> **Source records**
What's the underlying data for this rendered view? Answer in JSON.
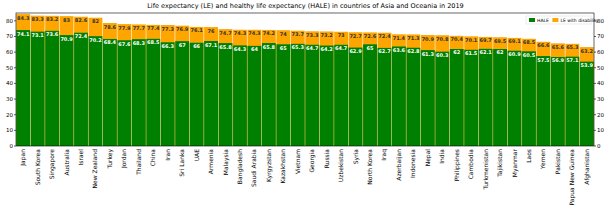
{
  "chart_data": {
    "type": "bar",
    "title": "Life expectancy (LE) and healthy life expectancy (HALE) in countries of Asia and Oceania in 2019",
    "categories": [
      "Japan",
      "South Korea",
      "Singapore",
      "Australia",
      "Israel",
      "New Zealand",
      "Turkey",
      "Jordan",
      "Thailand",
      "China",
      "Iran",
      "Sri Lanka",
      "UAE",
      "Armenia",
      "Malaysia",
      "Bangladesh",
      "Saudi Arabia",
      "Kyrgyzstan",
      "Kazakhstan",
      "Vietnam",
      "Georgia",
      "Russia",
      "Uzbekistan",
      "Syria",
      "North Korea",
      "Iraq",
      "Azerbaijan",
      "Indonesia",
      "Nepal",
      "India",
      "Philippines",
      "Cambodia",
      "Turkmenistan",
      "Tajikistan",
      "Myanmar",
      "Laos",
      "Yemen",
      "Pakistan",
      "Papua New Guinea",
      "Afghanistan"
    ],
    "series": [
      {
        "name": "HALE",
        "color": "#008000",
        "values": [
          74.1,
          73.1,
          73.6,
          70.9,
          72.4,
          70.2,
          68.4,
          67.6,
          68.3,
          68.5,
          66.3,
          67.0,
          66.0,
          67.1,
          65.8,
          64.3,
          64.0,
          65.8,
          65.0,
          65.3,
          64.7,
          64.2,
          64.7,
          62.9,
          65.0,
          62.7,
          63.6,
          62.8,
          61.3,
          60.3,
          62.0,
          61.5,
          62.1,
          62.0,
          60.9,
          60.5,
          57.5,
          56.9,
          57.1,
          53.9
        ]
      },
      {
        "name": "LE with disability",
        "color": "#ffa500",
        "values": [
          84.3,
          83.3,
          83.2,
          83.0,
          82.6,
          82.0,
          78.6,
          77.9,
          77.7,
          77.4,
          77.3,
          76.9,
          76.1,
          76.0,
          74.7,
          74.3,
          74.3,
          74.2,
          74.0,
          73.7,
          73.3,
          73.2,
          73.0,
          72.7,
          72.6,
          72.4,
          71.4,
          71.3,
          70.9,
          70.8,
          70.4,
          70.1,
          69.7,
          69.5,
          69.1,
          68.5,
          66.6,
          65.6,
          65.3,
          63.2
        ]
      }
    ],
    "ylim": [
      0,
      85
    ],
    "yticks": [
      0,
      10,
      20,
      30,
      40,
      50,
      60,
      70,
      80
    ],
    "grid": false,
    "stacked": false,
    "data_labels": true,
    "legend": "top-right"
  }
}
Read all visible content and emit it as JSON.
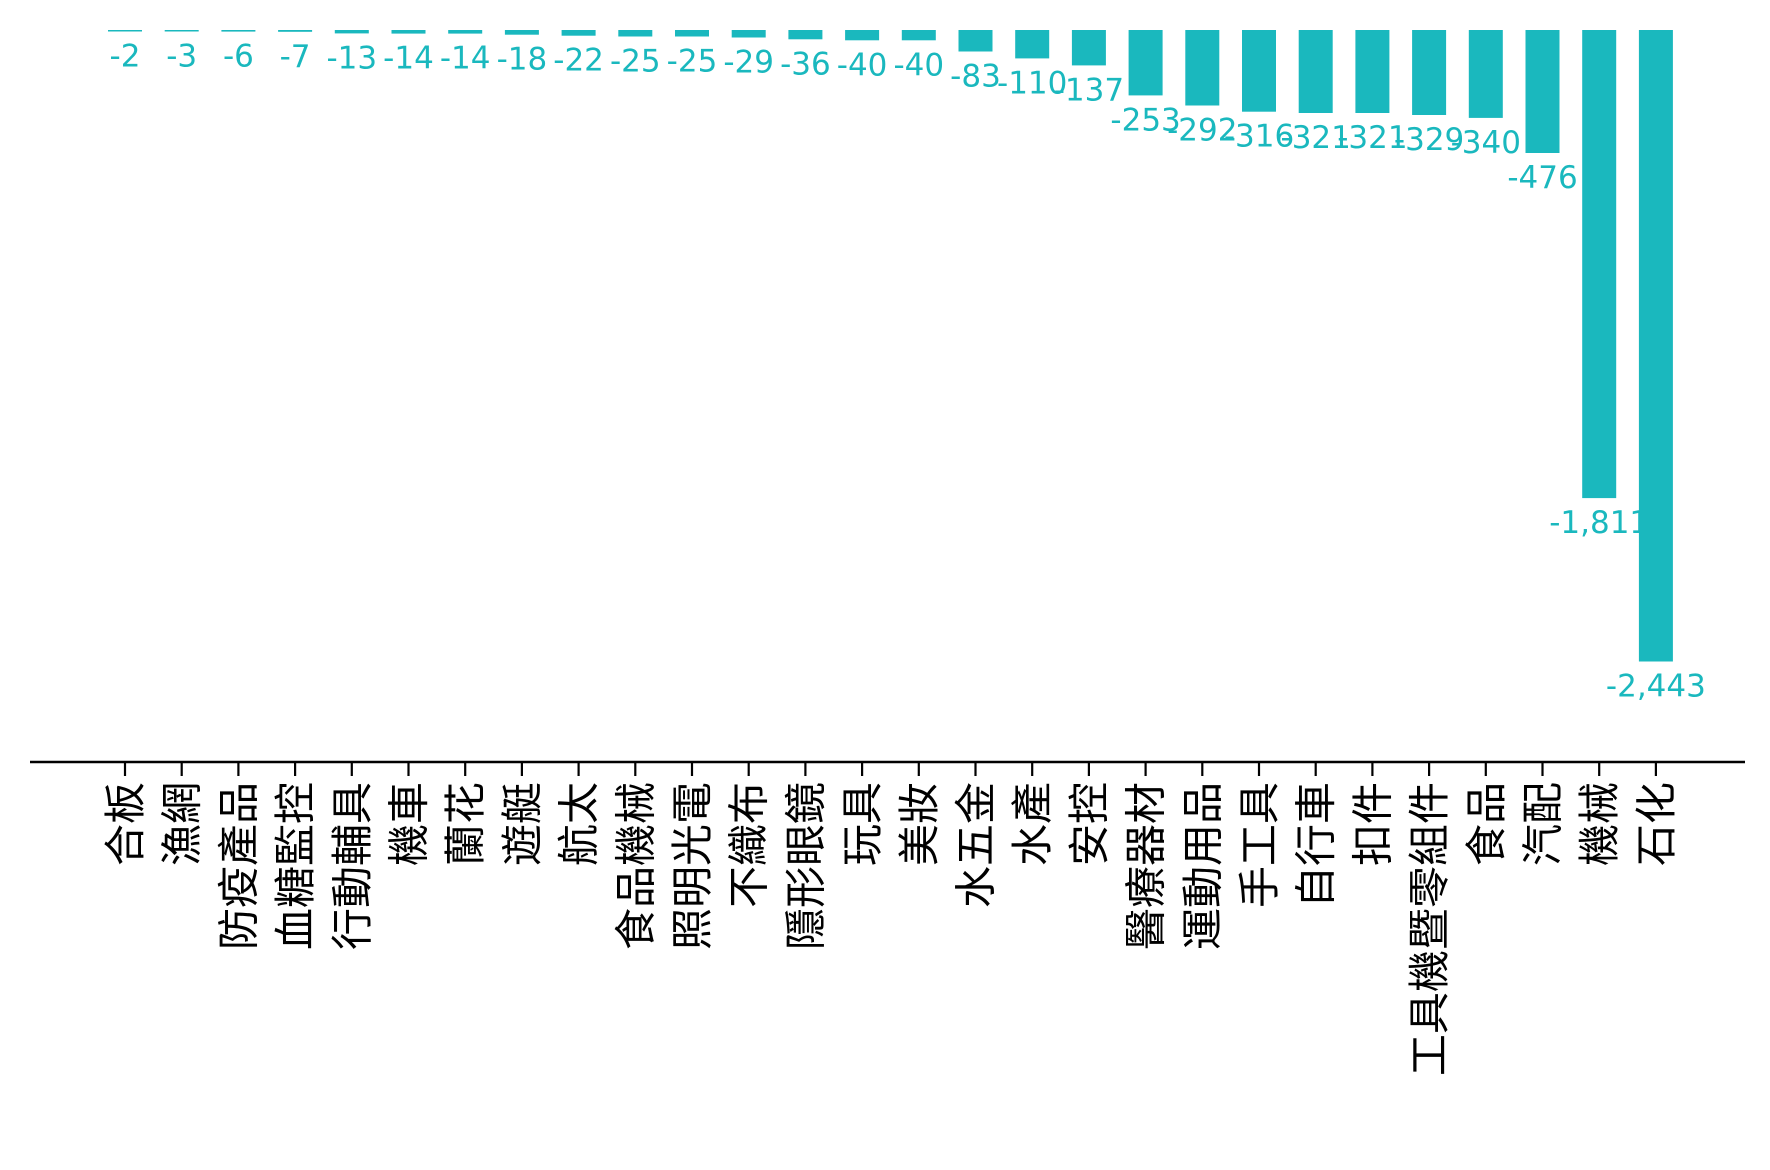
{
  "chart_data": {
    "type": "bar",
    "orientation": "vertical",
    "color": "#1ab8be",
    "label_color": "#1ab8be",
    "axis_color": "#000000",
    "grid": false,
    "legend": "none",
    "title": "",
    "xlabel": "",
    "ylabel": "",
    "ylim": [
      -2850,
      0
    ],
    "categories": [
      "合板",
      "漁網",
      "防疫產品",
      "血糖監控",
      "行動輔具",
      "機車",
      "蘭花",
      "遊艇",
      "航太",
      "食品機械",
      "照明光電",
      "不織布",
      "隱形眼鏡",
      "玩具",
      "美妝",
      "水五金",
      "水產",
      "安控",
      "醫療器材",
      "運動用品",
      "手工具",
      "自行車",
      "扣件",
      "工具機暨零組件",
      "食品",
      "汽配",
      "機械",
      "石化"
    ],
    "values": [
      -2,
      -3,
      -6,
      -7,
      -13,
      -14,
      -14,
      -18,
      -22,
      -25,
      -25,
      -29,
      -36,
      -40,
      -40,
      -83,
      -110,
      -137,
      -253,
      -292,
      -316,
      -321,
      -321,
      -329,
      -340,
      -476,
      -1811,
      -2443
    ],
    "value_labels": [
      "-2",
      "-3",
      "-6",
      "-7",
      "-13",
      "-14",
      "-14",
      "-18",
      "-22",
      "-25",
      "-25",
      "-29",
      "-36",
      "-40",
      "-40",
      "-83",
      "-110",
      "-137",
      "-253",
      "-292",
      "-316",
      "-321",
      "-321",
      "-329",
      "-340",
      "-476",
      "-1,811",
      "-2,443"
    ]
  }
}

> **Set problem**
Looking at the listing above, how many of its lines contain the string "title"? Give the number alone.

> **Exercise output**
2